• [Source records]:
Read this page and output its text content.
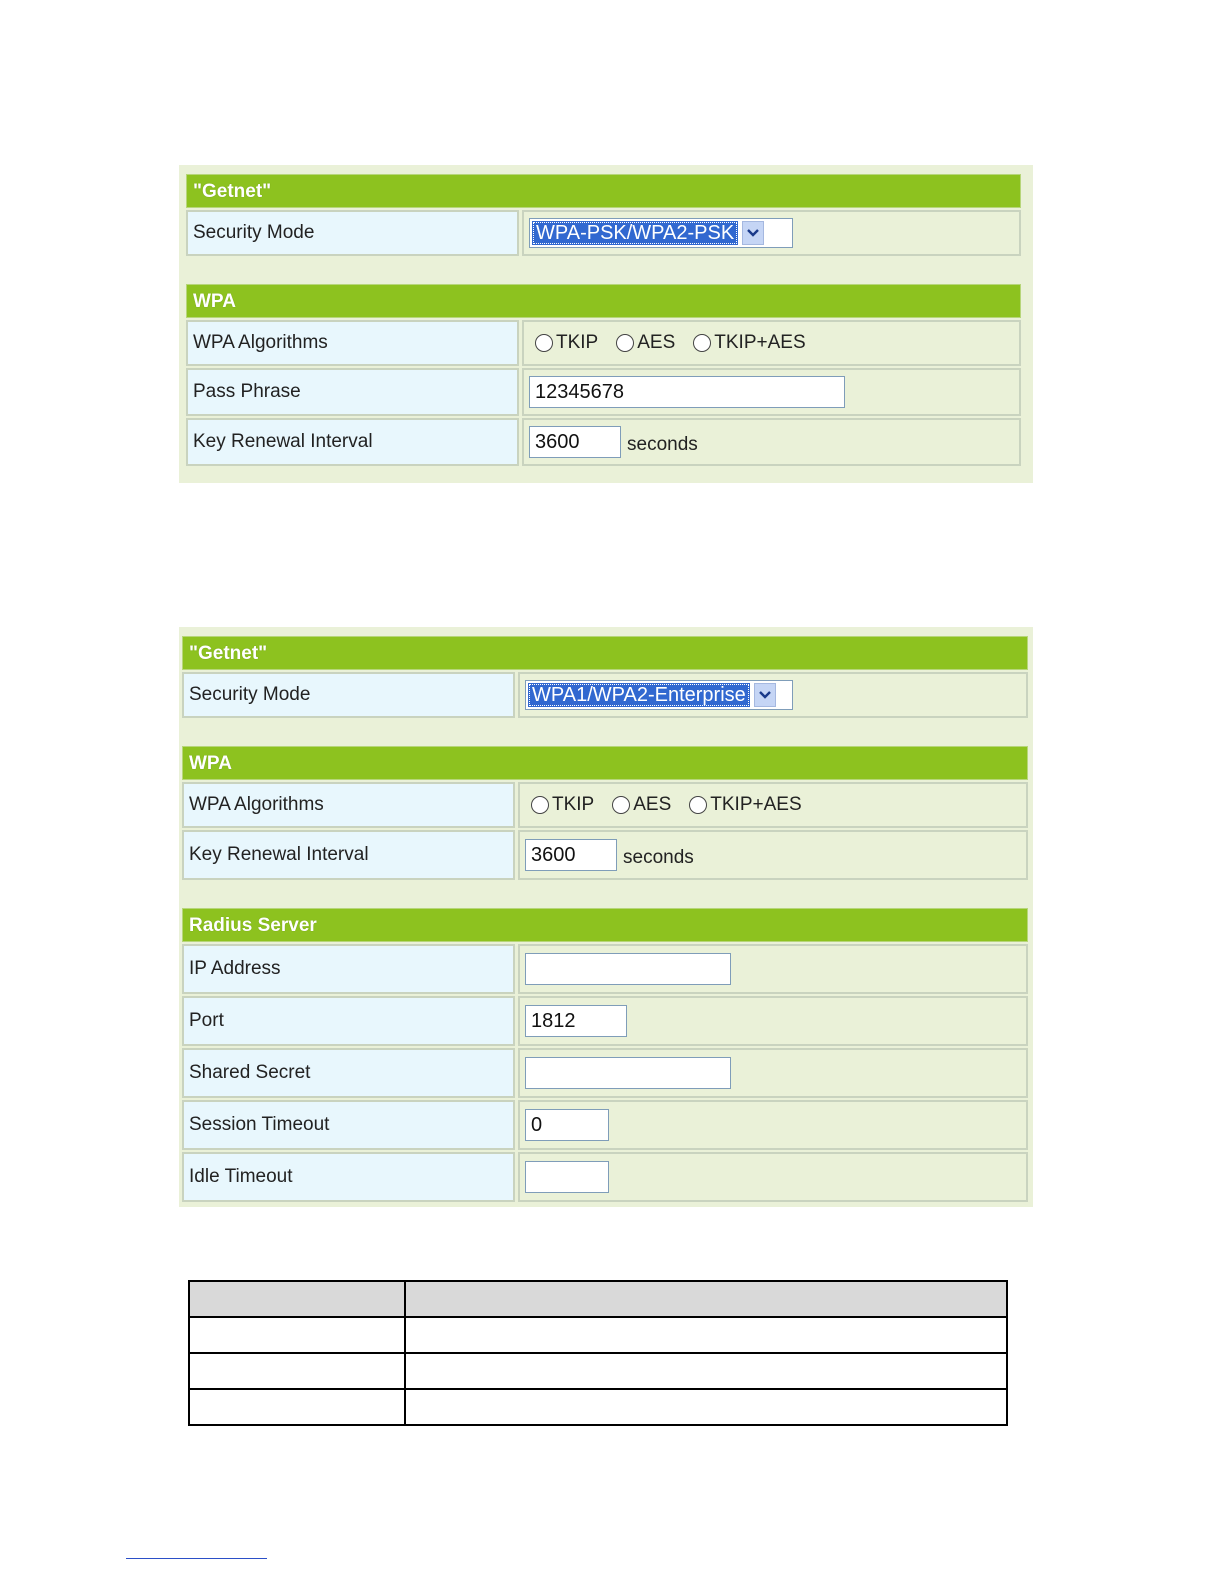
"Getnet"
Security Mode	WPA-PSK/WPA2-PSK
WPA
WPA Algorithms	TKIP AES TKIP+AES
Pass Phrase	12345678
Key Renewal Interval	3600	seconds
"Getnet"
Security Mode	WPA1/WPA2-Enterprise
WPA
WPA Algorithms	TKIP AES TKIP+AES
Key Renewal Interval	3600	seconds
Radius Server
IP Address
Port	1812
Shared Secret
Session Timeout	0
Idle Timeout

• [Aim of the exercise]:
Every line holding "Mode" should be copied out.

• [Solution for this task]:
Security Mode	WPA-PSK/WPA2-PSK
Security Mode	WPA1/WPA2-Enterprise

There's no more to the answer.